===== AVAILABLE DATA

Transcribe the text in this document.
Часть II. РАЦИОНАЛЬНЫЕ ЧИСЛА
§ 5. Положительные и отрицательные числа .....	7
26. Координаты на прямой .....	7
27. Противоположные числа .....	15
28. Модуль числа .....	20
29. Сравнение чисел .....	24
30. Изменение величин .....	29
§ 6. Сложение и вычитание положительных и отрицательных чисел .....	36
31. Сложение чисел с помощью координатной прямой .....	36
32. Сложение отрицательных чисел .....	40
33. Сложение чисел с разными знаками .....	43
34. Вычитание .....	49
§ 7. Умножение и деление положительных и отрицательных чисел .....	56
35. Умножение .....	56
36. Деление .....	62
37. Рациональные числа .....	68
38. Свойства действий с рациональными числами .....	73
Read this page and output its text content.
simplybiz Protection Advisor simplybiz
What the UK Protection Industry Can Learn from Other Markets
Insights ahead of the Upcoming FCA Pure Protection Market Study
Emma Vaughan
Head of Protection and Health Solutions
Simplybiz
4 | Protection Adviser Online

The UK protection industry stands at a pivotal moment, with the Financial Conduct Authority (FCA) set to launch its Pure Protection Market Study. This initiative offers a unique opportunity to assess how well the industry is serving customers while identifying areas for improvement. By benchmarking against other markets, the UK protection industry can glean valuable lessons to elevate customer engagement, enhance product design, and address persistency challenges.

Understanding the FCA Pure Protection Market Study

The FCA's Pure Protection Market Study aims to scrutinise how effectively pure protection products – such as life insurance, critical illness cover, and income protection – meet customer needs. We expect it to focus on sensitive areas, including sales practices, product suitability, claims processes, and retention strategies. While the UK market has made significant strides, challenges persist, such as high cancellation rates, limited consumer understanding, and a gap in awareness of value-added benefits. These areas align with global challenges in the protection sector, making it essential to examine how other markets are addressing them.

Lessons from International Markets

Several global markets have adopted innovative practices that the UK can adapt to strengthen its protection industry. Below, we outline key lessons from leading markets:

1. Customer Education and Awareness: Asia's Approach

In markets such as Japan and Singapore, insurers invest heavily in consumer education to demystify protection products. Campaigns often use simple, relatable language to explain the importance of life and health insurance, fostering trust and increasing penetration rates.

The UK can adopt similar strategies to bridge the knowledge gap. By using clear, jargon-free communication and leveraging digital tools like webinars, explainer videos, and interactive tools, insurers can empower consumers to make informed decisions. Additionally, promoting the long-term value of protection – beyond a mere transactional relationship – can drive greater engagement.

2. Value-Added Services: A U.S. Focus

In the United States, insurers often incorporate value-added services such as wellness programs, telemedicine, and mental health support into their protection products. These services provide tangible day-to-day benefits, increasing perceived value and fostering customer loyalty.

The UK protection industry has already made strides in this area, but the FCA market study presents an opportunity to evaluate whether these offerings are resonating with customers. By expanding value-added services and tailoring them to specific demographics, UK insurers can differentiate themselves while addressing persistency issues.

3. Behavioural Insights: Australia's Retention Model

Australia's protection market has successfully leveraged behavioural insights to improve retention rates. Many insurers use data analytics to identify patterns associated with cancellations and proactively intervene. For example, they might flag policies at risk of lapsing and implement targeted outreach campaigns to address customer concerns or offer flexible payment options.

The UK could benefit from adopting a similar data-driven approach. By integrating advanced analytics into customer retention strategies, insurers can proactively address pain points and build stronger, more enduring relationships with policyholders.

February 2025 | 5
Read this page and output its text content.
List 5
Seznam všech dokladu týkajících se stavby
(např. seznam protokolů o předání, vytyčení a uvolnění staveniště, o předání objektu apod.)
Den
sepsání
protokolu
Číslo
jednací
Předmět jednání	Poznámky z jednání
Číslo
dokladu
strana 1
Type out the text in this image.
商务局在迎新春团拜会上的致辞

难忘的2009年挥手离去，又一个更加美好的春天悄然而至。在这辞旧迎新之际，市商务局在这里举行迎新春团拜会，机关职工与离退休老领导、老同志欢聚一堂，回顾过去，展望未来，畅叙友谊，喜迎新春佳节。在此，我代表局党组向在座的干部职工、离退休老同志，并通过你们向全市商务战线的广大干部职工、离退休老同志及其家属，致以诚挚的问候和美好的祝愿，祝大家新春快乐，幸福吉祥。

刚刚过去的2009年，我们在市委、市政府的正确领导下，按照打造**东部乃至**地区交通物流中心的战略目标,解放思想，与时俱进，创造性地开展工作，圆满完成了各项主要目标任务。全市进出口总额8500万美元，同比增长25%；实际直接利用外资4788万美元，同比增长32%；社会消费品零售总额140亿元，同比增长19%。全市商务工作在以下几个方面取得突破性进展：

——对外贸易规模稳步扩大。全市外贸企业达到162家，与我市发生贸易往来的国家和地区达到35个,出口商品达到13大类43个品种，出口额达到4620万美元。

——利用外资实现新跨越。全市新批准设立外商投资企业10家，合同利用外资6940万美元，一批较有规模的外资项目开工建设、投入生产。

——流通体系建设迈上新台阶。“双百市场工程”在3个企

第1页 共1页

==========

__WHAT NEEDS TO BE DONE__: Copy the entries above exactly, leaving none out.

__WRITTEN RESPONSE__:
Transcribe the text in this document.
Часть II. РАЦИОНАЛЬНЫЕ ЧИСЛА
§ 5. Положительные и отрицательные числа .....	7
26. Координаты на прямой .....	7
27. Противоположные числа .....	15
28. Модуль числа .....	20
29. Сравнение чисел .....	24
30. Изменение величин .....	29
§ 6. Сложение и вычитание положительных и отрицательных чисел .....	36
31. Сложение чисел с помощью координатной прямой .....	36
32. Сложение отрицательных чисел .....	40
33. Сложение чисел с разными знаками .....	43
34. Вычитание .....	49
§ 7. Умножение и деление положительных и отрицательных чисел .....	56
35. Умножение .....	56
36. Деление .....	62
37. Рациональные числа .....	68
38. Свойства действий с рациональными числами .....	73
Read this page and output its text content.
simplybiz Protection Advisor simplybiz
What the UK Protection Industry Can Learn from Other Markets
Insights ahead of the Upcoming FCA Pure Protection Market Study
Emma Vaughan
Head of Protection and Health Solutions
Simplybiz
4 | Protection Adviser Online

The UK protection industry stands at a pivotal moment, with the Financial Conduct Authority (FCA) set to launch its Pure Protection Market Study. This initiative offers a unique opportunity to assess how well the industry is serving customers while identifying areas for improvement. By benchmarking against other markets, the UK protection industry can glean valuable lessons to elevate customer engagement, enhance product design, and address persistency challenges.

Understanding the FCA Pure Protection Market Study

The FCA's Pure Protection Market Study aims to scrutinise how effectively pure protection products – such as life insurance, critical illness cover, and income protection – meet customer needs. We expect it to focus on sensitive areas, including sales practices, product suitability, claims processes, and retention strategies. While the UK market has made significant strides, challenges persist, such as high cancellation rates, limited consumer understanding, and a gap in awareness of value-added benefits. These areas align with global challenges in the protection sector, making it essential to examine how other markets are addressing them.

Lessons from International Markets

Several global markets have adopted innovative practices that the UK can adapt to strengthen its protection industry. Below, we outline key lessons from leading markets:

1. Customer Education and Awareness: Asia's Approach

In markets such as Japan and Singapore, insurers invest heavily in consumer education to demystify protection products. Campaigns often use simple, relatable language to explain the importance of life and health insurance, fostering trust and increasing penetration rates.

The UK can adopt similar strategies to bridge the knowledge gap. By using clear, jargon-free communication and leveraging digital tools like webinars, explainer videos, and interactive tools, insurers can empower consumers to make informed decisions. Additionally, promoting the long-term value of protection – beyond a mere transactional relationship – can drive greater engagement.

2. Value-Added Services: A U.S. Focus

In the United States, insurers often incorporate value-added services such as wellness programs, telemedicine, and mental health support into their protection products. These services provide tangible day-to-day benefits, increasing perceived value and fostering customer loyalty.

The UK protection industry has already made strides in this area, but the FCA market study presents an opportunity to evaluate whether these offerings are resonating with customers. By expanding value-added services and tailoring them to specific demographics, UK insurers can differentiate themselves while addressing persistency issues.

3. Behavioural Insights: Australia's Retention Model

Australia's protection market has successfully leveraged behavioural insights to improve retention rates. Many insurers use data analytics to identify patterns associated with cancellations and proactively intervene. For example, they might flag policies at risk of lapsing and implement targeted outreach campaigns to address customer concerns or offer flexible payment options.

The UK could benefit from adopting a similar data-driven approach. By integrating advanced analytics into customer retention strategies, insurers can proactively address pain points and build stronger, more enduring relationships with policyholders.

February 2025 | 5
Read this page and output its text content.
List 5
Seznam všech dokladu týkajících se stavby
(např. seznam protokolů o předání, vytyčení a uvolnění staveniště, o předání objektu apod.)
Den
sepsání
protokolu
Číslo
jednací
Předmět jednání	Poznámky z jednání
Číslo
dokladu
strana 1
Type out the text in this image.
商务局在迎新春团拜会上的致辞

难忘的2009年挥手离去，又一个更加美好的春天悄然而至。在这辞旧迎新之际，市商务局在这里举行迎新春团拜会，机关职工与离退休老领导、老同志欢聚一堂，回顾过去，展望未来，畅叙友谊，喜迎新春佳节。在此，我代表局党组向在座的干部职工、离退休老同志，并通过你们向全市商务战线的广大干部职工、离退休老同志及其家属，致以诚挚的问候和美好的祝愿，祝大家新春快乐，幸福吉祥。

刚刚过去的2009年，我们在市委、市政府的正确领导下，按照打造**东部乃至**地区交通物流中心的战略目标,解放思想，与时俱进，创造性地开展工作，圆满完成了各项主要目标任务。全市进出口总额8500万美元，同比增长25%；实际直接利用外资4788万美元，同比增长32%；社会消费品零售总额140亿元，同比增长19%。全市商务工作在以下几个方面取得突破性进展：

——对外贸易规模稳步扩大。全市外贸企业达到162家，与我市发生贸易往来的国家和地区达到35个,出口商品达到13大类43个品种，出口额达到4620万美元。

——利用外资实现新跨越。全市新批准设立外商投资企业10家，合同利用外资6940万美元，一批较有规模的外资项目开工建设、投入生产。

——流通体系建设迈上新台阶。“双百市场工程”在3个企

第1页 共1页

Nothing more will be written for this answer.